**Work to complete:**
Go through the records and extract every line with the word "Agosto".

**Data records:**
= = = = = = =

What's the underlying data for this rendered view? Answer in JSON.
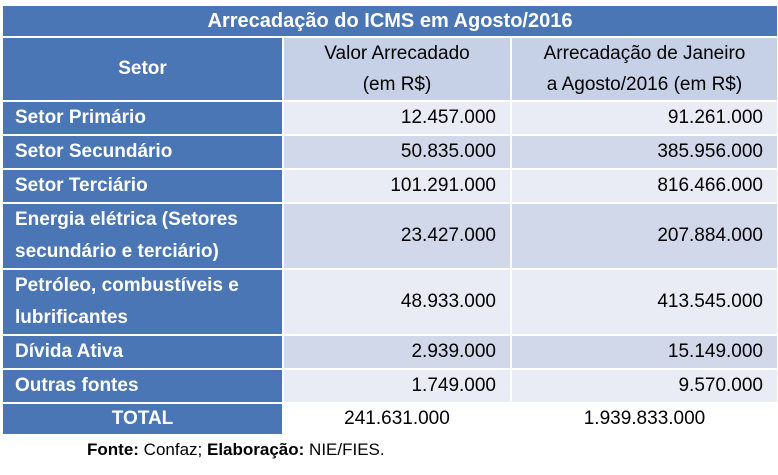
{
  "table": {
    "title": "Arrecadação do ICMS em Agosto/2016",
    "headers": {
      "sector": "Setor",
      "value_line1": "Valor Arrecadado",
      "value_line2": "(em R$)",
      "ytd_line1": "Arrecadação de Janeiro",
      "ytd_line2": "a Agosto/2016 (em R$)"
    },
    "rows": [
      {
        "label_line1": "Setor Primário",
        "label_line2": "",
        "value": "12.457.000",
        "ytd": "91.261.000"
      },
      {
        "label_line1": "Setor Secundário",
        "label_line2": "",
        "value": "50.835.000",
        "ytd": "385.956.000"
      },
      {
        "label_line1": "Setor Terciário",
        "label_line2": "",
        "value": "101.291.000",
        "ytd": "816.466.000"
      },
      {
        "label_line1": "Energia elétrica (Setores",
        "label_line2": "secundário  e terciário)",
        "value": "23.427.000",
        "ytd": "207.884.000"
      },
      {
        "label_line1": "Petróleo, combustíveis e",
        "label_line2": "lubrificantes",
        "value": "48.933.000",
        "ytd": "413.545.000"
      },
      {
        "label_line1": "Dívida Ativa",
        "label_line2": "",
        "value": "2.939.000",
        "ytd": "15.149.000"
      },
      {
        "label_line1": "Outras fontes",
        "label_line2": "",
        "value": "1.749.000",
        "ytd": "9.570.000"
      }
    ],
    "total": {
      "label": "TOTAL",
      "value": "241.631.000",
      "ytd": "1.939.833.000"
    }
  },
  "source": {
    "fonte_label": "Fonte:",
    "fonte_value": "Confaz;",
    "elab_label": "Elaboração:",
    "elab_value": "NIE/FIES."
  },
  "colors": {
    "header_blue": "#4a76b5",
    "light_row": "#e9ecf4",
    "dark_row": "#d0d8e9",
    "column_header": "#c6d0e6"
  }
}
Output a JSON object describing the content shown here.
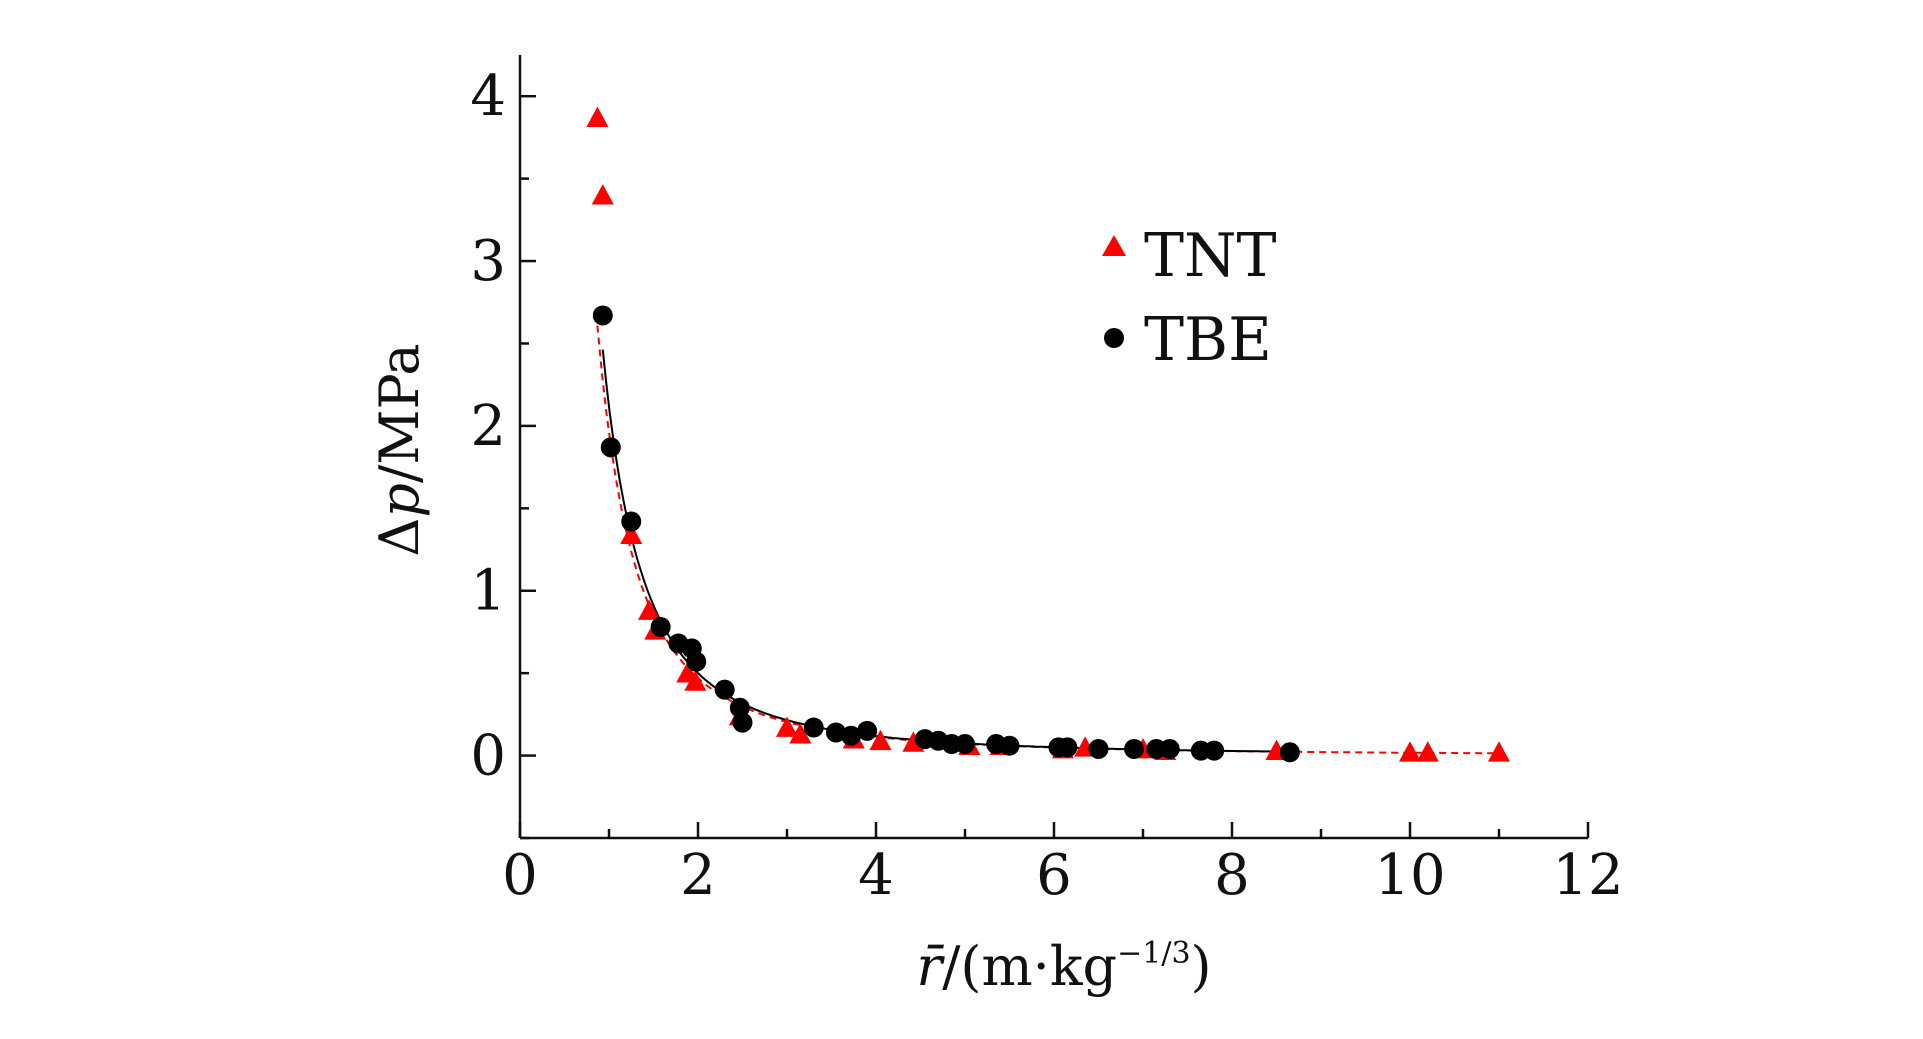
{
  "chart_data": {
    "type": "scatter",
    "xlabel_parts": {
      "symbol": "r̄",
      "slash": "/",
      "unit_pre": "(m·kg",
      "unit_sup": "−1/3",
      "unit_post": ")"
    },
    "ylabel_parts": {
      "delta": "Δ",
      "symbol": "p",
      "unit": "/MPa"
    },
    "xlim": [
      0,
      12
    ],
    "ylim": [
      -0.5,
      4.25
    ],
    "x_ticks": [
      "0",
      "2",
      "4",
      "6",
      "8",
      "10",
      "12"
    ],
    "y_ticks": [
      "0",
      "1",
      "2",
      "3",
      "4"
    ],
    "legend_position": "upper-right",
    "series": [
      {
        "name": "TNT",
        "marker": "triangle",
        "color": "#ff0000",
        "line_style": "dashed",
        "x": [
          0.87,
          0.93,
          1.25,
          1.45,
          1.52,
          1.88,
          1.97,
          2.47,
          3.0,
          3.15,
          3.75,
          4.05,
          4.42,
          5.05,
          5.4,
          6.1,
          6.35,
          7.0,
          7.25,
          8.5,
          10.0,
          10.2,
          11.0
        ],
        "y": [
          3.87,
          3.4,
          1.34,
          0.88,
          0.76,
          0.5,
          0.45,
          0.24,
          0.17,
          0.13,
          0.1,
          0.09,
          0.08,
          0.06,
          0.06,
          0.04,
          0.05,
          0.04,
          0.03,
          0.03,
          0.02,
          0.02,
          0.02
        ]
      },
      {
        "name": "TBE",
        "marker": "circle",
        "color": "#000000",
        "line_style": "solid",
        "x": [
          0.93,
          1.02,
          1.25,
          1.58,
          1.78,
          1.93,
          1.98,
          2.3,
          2.47,
          2.5,
          3.3,
          3.55,
          3.72,
          3.9,
          4.55,
          4.7,
          4.85,
          5.0,
          5.35,
          5.5,
          6.05,
          6.15,
          6.5,
          6.9,
          7.15,
          7.3,
          7.65,
          7.8,
          8.65
        ],
        "y": [
          2.67,
          1.87,
          1.42,
          0.78,
          0.68,
          0.65,
          0.57,
          0.4,
          0.29,
          0.2,
          0.17,
          0.14,
          0.12,
          0.15,
          0.1,
          0.09,
          0.07,
          0.07,
          0.07,
          0.06,
          0.05,
          0.05,
          0.04,
          0.04,
          0.04,
          0.04,
          0.03,
          0.03,
          0.02
        ]
      }
    ]
  }
}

= = = = = = =

**Expected answer:**
    "title": "Arrecadação do ICMS em Agosto/2016",
      "ytd_line2": "a Agosto/2016 (em R$)"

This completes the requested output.